§ Task prompt: Comb through the entries for "Escuela" and pull out each line that holds it.

Items listed in a dataset:

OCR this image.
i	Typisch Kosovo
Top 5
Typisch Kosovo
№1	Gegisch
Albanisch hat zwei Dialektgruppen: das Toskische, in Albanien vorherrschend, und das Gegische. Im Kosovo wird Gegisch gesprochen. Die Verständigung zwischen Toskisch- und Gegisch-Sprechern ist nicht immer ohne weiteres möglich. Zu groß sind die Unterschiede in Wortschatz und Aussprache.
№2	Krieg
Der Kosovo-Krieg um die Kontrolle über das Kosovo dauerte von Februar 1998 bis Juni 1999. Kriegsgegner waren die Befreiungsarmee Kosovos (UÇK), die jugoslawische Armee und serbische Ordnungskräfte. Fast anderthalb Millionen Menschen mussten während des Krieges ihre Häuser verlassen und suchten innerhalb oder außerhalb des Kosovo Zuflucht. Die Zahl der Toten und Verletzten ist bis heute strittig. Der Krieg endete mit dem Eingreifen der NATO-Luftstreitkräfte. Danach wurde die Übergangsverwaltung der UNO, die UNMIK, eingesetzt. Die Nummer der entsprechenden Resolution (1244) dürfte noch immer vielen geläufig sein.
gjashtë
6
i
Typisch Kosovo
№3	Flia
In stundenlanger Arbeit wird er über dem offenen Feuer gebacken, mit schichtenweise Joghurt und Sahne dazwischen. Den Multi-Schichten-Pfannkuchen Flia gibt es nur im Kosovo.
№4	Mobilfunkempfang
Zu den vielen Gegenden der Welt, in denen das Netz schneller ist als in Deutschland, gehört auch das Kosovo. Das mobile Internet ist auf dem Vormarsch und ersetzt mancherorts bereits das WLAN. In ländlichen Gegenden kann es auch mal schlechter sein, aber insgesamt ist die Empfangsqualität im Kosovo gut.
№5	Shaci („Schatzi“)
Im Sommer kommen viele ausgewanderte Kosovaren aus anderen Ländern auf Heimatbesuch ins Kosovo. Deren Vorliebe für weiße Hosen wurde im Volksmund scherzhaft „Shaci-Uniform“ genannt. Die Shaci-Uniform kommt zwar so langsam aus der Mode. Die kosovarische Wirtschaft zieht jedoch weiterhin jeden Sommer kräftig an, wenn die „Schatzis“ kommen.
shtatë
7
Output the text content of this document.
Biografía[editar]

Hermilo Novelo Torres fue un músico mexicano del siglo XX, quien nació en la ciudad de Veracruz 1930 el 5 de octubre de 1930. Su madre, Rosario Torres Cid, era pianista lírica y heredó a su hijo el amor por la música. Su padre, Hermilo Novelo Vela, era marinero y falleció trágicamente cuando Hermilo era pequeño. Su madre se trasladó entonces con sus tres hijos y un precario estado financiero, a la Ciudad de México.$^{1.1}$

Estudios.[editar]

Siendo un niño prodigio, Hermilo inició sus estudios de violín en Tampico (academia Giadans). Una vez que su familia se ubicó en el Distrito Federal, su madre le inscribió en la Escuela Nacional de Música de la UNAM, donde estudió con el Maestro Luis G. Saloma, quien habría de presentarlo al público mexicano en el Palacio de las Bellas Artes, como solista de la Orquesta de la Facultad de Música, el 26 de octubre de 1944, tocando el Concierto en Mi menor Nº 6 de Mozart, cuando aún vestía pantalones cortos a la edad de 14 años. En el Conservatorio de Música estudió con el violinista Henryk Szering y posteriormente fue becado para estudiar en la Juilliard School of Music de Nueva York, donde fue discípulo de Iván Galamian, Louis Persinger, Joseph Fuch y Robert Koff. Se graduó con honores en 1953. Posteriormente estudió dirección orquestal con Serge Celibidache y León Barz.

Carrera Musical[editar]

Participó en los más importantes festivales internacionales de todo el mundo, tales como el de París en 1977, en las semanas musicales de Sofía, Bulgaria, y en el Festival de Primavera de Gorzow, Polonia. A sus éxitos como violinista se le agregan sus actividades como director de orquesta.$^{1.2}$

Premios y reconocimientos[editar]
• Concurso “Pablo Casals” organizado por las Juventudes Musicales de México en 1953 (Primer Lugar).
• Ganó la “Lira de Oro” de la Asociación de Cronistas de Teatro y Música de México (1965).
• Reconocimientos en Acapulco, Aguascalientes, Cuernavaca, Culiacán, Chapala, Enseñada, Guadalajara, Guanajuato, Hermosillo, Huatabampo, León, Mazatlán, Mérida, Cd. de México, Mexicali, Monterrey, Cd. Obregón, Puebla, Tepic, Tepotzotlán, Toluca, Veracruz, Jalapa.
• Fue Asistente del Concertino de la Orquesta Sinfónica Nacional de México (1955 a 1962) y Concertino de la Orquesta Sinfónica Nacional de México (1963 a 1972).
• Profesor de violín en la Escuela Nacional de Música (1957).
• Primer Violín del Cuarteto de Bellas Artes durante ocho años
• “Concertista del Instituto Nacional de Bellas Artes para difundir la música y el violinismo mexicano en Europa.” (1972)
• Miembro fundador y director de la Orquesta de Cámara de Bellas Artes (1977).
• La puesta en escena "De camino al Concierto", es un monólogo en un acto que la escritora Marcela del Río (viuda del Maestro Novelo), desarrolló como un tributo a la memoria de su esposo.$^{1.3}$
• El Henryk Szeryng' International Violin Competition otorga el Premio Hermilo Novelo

...

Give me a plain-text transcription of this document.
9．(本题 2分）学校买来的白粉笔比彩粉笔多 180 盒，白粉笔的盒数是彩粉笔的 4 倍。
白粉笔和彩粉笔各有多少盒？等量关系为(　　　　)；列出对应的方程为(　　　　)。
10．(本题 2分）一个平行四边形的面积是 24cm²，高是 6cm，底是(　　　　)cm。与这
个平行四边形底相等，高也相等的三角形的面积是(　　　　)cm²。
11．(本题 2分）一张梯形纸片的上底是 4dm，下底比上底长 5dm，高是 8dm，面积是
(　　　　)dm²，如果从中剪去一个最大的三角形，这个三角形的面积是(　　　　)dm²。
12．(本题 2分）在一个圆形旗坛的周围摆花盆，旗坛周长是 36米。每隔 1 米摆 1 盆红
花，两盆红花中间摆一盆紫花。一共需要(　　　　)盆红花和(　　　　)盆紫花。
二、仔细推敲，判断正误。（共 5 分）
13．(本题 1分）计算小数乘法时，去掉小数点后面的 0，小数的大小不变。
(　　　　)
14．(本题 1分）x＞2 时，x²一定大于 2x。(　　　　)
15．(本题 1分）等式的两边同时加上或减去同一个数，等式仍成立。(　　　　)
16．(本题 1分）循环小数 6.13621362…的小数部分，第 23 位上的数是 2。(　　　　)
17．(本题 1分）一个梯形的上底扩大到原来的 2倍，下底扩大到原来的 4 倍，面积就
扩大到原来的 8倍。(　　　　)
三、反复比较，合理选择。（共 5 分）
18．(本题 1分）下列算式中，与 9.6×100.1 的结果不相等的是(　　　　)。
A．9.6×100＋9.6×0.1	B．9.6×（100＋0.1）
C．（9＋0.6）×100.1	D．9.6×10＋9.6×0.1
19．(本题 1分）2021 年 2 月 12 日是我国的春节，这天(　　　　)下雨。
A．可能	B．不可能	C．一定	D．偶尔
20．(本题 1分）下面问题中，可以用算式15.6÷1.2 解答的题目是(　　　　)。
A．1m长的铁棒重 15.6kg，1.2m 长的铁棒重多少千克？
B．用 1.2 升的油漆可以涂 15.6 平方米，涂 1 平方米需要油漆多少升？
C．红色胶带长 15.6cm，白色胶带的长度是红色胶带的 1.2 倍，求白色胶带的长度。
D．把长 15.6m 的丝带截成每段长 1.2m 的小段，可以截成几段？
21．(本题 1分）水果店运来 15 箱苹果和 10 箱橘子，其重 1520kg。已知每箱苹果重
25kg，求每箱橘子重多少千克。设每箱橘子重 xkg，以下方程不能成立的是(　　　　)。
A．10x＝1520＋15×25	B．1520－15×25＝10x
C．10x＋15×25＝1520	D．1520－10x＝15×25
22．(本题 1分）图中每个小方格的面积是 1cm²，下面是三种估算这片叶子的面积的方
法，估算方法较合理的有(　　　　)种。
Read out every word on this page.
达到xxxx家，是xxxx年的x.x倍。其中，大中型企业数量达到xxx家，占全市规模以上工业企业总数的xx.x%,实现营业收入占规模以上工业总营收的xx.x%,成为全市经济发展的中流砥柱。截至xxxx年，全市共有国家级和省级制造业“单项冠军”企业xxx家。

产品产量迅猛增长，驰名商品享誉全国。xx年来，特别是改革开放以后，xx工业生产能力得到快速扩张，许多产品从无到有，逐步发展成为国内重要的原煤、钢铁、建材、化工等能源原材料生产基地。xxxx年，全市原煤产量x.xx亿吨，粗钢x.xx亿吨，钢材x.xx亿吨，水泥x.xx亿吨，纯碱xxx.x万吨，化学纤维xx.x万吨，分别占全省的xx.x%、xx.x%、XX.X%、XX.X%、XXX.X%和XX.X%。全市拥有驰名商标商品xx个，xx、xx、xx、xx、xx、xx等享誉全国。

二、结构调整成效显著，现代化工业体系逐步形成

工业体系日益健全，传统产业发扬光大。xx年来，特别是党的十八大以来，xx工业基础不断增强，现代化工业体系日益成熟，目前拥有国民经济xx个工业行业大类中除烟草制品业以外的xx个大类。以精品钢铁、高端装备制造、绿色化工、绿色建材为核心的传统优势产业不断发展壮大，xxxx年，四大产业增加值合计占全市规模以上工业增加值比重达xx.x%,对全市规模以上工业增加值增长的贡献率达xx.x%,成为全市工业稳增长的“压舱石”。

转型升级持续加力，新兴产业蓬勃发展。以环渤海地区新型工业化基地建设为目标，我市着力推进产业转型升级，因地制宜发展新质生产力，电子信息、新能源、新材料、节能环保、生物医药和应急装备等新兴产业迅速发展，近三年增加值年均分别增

---

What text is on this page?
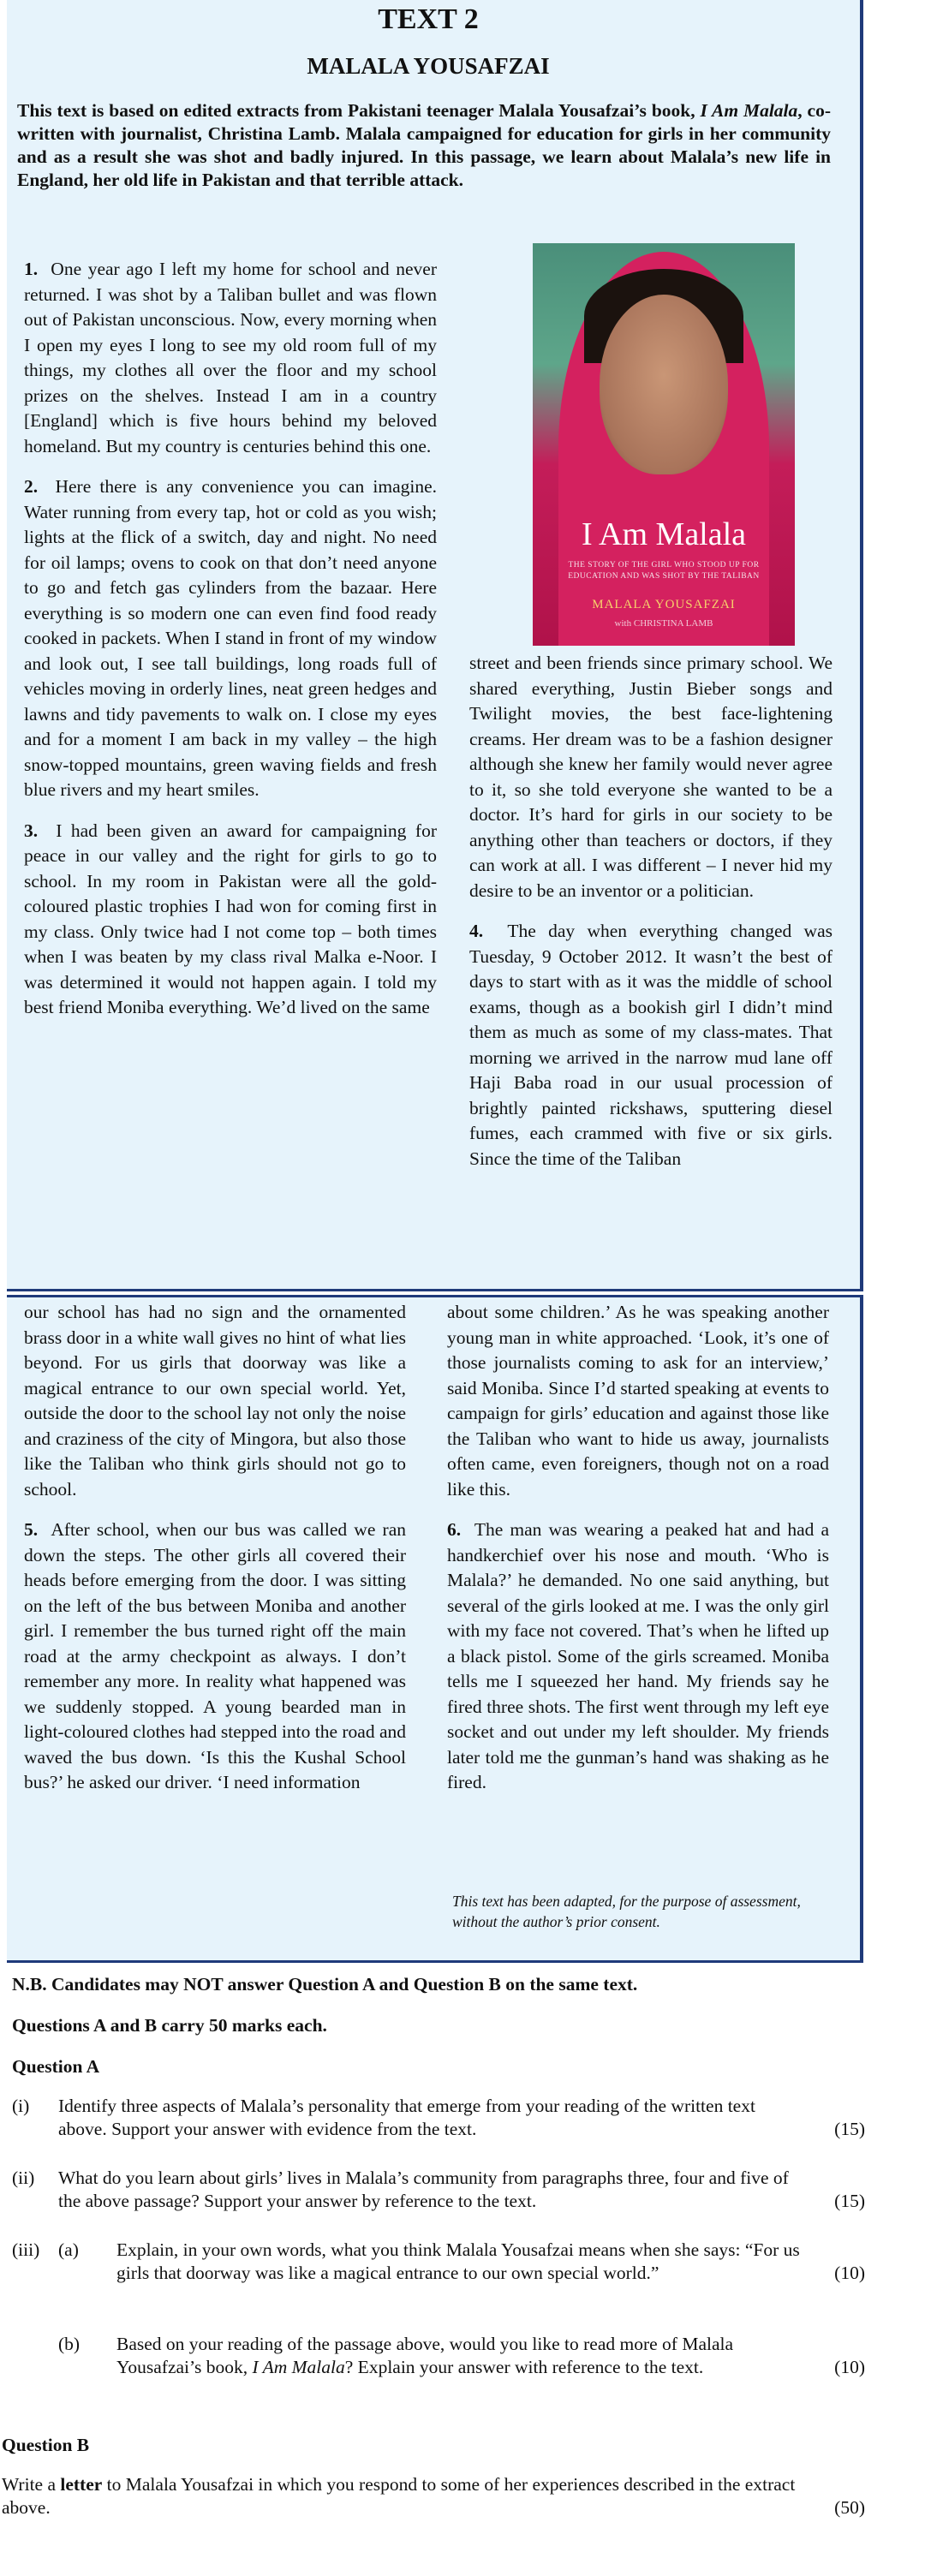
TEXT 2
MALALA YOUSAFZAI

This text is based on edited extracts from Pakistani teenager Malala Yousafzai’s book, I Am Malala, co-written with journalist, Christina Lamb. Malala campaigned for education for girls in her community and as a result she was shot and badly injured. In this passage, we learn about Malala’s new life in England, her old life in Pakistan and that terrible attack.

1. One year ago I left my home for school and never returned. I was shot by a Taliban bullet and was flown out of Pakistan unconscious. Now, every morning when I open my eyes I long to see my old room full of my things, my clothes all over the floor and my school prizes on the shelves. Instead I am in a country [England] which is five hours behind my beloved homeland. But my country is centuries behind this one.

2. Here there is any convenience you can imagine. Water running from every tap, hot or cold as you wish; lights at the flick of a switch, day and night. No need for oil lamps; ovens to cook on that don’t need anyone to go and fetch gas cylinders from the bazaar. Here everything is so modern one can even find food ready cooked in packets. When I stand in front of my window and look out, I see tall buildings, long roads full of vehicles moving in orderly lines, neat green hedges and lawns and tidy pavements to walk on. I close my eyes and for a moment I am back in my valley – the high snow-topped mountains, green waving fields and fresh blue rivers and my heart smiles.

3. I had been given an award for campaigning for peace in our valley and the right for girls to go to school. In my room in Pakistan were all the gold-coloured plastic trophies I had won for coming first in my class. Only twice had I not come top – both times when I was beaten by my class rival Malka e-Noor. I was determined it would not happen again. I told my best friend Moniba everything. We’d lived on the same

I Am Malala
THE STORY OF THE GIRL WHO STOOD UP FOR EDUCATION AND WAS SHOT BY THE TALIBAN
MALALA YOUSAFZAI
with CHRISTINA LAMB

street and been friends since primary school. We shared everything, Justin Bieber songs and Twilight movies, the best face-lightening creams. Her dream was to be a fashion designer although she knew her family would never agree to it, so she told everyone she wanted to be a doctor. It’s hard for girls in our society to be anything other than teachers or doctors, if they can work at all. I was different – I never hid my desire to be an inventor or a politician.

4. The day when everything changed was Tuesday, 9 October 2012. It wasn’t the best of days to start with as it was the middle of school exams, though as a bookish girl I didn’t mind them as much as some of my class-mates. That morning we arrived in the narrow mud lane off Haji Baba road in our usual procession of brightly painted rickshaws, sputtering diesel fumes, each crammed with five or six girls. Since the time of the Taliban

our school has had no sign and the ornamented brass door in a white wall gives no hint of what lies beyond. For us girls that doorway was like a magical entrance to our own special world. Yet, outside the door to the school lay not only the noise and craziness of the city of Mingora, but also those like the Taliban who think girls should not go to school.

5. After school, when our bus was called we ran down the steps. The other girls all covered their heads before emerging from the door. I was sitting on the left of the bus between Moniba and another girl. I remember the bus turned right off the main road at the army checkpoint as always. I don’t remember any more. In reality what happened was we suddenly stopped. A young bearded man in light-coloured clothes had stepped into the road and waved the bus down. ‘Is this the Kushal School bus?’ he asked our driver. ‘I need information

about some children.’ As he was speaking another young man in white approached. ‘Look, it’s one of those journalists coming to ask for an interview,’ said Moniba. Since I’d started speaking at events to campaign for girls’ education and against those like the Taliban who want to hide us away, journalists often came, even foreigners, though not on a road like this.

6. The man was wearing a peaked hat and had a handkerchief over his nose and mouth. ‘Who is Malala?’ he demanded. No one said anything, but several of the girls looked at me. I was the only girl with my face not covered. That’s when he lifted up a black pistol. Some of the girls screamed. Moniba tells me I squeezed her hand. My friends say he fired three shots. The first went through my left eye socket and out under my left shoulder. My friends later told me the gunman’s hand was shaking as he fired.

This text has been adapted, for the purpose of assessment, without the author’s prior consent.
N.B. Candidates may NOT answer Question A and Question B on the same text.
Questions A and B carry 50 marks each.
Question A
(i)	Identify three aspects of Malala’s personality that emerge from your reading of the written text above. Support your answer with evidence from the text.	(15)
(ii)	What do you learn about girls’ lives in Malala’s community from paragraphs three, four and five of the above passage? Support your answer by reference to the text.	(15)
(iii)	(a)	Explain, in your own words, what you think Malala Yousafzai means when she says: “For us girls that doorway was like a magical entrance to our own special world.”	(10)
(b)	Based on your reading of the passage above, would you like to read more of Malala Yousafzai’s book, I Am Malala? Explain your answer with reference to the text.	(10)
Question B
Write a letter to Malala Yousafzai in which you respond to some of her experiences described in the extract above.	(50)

§ Solution for this problem:
Siendo un niño prodigio, Hermilo inició sus estudios de violín en Tampico (academia Giadans). Una vez que su familia se ubicó en el Distrito Federal, su madre le inscribió en la Escuela Nacional de Música de la UNAM, donde estudió con el Maestro Luis G. Saloma, quien habría de presentarlo al público mexicano en el Palacio de las Bellas Artes, como solista de la Orquesta de la Facultad de Música, el 26 de octubre de 1944, tocando el Concierto en Mi menor Nº 6 de Mozart, cuando aún vestía pantalones cortos a la edad de 14 años. En el Conservatorio de Música estudió con el violinista Henryk Szering y posteriormente fue becado para estudiar en la Juilliard School of Music de Nueva York, donde fue discípulo de Iván Galamian, Louis Persinger, Joseph Fuch y Robert Koff. Se graduó con honores en 1953. Posteriormente estudió dirección orquestal con Serge Celibidache y León Barz.
• Profesor de violín en la Escuela Nacional de Música (1957).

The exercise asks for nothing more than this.